Exercise task:
Find the lines of data that contain the string "name", then list them.
** START OF Given data **
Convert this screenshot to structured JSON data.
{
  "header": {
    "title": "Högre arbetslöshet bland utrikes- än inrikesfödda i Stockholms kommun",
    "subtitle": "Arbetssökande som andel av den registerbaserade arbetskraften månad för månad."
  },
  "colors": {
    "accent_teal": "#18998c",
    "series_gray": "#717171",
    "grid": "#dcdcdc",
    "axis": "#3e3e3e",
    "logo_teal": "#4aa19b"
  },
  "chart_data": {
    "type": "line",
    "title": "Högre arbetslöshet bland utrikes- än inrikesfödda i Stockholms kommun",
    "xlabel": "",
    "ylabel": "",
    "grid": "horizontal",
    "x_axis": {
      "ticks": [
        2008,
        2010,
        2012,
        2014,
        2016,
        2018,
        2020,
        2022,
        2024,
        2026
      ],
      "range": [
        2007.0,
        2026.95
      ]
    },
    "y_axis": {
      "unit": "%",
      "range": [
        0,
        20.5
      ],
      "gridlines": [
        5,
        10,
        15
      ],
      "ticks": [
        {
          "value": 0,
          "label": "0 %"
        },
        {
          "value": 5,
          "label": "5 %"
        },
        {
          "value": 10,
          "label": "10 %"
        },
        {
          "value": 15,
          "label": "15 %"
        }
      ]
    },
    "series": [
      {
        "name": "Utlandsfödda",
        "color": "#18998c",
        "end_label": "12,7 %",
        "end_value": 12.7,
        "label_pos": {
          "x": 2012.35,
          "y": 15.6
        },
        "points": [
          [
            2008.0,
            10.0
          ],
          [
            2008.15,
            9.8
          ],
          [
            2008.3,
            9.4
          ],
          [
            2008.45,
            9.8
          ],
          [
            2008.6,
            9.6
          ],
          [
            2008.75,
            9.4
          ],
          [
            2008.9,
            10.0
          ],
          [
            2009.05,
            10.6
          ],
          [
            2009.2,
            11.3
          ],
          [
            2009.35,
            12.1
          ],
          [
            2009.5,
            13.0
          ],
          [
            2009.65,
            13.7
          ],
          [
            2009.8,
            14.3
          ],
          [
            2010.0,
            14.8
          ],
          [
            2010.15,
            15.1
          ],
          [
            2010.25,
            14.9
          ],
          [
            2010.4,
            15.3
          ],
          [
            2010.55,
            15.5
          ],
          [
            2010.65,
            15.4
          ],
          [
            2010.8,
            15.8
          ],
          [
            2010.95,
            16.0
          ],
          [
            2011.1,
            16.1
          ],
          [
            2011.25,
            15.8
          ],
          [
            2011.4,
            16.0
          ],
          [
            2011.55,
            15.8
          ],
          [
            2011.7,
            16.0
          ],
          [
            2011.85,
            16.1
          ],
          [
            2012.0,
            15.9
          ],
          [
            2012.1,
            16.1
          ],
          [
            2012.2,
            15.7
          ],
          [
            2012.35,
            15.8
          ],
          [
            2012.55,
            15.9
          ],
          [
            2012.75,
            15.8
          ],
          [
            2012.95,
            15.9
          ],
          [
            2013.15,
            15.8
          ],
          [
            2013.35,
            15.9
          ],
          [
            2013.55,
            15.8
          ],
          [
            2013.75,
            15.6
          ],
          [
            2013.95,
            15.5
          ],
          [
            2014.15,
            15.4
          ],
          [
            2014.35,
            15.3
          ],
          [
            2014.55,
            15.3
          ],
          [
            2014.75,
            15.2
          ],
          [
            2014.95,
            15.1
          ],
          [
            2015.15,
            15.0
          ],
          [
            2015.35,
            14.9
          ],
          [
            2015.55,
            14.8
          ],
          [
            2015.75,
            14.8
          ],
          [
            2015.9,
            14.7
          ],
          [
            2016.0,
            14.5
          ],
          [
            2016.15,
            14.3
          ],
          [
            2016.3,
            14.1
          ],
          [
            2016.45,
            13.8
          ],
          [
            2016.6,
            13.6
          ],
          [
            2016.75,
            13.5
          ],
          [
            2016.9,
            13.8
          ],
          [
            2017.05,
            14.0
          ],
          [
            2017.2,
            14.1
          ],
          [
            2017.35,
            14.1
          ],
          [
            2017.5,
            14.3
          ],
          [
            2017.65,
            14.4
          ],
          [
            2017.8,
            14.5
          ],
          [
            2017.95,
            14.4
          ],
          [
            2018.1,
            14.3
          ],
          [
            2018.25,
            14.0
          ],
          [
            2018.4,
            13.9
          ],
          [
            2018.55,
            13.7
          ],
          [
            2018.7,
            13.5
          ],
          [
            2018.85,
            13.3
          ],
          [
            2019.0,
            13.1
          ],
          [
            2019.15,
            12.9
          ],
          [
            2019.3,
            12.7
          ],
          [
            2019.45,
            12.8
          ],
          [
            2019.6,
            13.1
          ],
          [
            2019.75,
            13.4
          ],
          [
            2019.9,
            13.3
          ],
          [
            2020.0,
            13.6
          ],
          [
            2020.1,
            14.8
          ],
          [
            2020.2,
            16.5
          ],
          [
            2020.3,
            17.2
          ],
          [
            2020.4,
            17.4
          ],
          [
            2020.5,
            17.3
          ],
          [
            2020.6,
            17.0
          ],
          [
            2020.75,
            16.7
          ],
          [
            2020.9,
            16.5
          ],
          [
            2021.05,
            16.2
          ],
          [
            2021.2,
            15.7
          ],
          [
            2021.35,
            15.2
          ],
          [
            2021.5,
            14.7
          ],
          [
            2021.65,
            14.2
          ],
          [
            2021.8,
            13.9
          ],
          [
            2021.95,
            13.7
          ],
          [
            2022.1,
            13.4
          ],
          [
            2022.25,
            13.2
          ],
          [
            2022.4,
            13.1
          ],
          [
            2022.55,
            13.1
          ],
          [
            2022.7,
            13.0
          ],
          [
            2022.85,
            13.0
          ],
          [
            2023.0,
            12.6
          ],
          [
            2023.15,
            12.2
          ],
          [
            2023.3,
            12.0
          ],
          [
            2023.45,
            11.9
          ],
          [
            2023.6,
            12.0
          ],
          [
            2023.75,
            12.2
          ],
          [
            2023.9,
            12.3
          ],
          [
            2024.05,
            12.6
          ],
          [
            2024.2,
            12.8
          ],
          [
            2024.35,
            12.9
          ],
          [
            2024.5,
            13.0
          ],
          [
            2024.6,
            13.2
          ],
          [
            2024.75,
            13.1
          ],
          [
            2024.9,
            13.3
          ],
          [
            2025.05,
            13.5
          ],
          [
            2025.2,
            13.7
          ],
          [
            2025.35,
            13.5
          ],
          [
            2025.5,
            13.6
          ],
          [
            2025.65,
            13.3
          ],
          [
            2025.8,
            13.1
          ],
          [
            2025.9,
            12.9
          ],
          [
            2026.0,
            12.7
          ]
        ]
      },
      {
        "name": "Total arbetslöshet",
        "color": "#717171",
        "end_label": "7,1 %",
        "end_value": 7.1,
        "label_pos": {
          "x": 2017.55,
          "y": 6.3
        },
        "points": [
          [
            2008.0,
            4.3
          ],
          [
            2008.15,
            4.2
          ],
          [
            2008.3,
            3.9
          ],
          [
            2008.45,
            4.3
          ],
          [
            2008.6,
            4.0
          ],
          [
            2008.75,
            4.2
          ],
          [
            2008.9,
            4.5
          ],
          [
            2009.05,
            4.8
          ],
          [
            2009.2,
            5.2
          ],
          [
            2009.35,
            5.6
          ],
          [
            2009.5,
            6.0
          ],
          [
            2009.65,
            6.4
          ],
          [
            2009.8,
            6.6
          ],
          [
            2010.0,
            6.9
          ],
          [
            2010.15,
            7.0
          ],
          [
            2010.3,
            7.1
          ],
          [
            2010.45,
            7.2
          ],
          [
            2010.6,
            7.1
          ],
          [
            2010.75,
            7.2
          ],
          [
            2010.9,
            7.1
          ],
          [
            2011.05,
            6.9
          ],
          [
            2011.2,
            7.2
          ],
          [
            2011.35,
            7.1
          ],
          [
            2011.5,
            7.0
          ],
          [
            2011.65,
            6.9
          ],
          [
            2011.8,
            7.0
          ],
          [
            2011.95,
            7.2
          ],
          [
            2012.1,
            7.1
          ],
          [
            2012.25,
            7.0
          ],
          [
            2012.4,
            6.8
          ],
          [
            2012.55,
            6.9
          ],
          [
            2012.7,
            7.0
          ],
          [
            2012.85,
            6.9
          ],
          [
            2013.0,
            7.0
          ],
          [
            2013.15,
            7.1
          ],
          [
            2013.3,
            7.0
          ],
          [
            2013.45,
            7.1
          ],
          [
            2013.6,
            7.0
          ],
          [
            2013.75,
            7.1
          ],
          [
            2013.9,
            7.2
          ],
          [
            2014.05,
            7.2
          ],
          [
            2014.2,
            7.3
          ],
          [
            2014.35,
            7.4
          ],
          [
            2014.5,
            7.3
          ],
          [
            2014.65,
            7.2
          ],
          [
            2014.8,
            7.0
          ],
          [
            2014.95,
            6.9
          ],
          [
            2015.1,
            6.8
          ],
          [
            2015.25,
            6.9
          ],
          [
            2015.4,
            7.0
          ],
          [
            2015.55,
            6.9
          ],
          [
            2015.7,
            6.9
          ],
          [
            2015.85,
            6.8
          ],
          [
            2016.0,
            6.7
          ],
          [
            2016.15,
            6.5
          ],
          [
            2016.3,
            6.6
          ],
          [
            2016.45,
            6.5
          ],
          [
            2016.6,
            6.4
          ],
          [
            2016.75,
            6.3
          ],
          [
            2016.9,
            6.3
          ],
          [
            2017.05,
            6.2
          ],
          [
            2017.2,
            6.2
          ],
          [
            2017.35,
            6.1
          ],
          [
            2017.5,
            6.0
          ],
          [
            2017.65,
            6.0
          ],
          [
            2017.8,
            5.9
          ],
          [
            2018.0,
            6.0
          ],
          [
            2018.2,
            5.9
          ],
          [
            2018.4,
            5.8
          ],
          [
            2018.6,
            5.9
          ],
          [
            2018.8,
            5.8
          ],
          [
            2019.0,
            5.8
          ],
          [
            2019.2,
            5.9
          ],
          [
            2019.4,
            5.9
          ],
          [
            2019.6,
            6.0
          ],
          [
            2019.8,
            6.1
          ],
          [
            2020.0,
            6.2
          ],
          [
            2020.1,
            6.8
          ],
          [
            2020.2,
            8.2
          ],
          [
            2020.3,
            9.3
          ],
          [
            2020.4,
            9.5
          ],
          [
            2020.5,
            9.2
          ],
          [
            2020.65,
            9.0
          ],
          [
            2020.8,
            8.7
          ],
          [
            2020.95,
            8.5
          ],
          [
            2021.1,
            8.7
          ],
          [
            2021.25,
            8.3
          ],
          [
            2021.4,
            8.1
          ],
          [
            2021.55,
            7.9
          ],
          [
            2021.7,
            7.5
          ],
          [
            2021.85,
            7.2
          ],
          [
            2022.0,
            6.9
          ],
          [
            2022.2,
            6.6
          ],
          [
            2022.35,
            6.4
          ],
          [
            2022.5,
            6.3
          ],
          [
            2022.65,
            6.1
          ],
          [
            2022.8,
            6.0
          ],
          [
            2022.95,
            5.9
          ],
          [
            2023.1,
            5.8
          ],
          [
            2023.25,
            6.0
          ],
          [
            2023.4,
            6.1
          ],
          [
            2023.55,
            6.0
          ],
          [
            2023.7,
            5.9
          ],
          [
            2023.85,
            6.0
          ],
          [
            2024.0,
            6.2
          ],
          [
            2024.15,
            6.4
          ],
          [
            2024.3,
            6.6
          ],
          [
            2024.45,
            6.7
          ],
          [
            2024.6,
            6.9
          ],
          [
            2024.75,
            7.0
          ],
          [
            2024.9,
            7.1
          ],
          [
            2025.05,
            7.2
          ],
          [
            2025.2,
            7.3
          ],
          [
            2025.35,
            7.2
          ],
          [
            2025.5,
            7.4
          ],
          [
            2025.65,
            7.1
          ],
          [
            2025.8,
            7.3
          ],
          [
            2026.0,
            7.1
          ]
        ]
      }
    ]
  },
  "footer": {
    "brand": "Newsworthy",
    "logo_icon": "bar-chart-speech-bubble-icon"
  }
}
** END OF Given data **
Completed exercise:
        "name": "Utlandsfödda",
        "name": "Total arbetslöshet",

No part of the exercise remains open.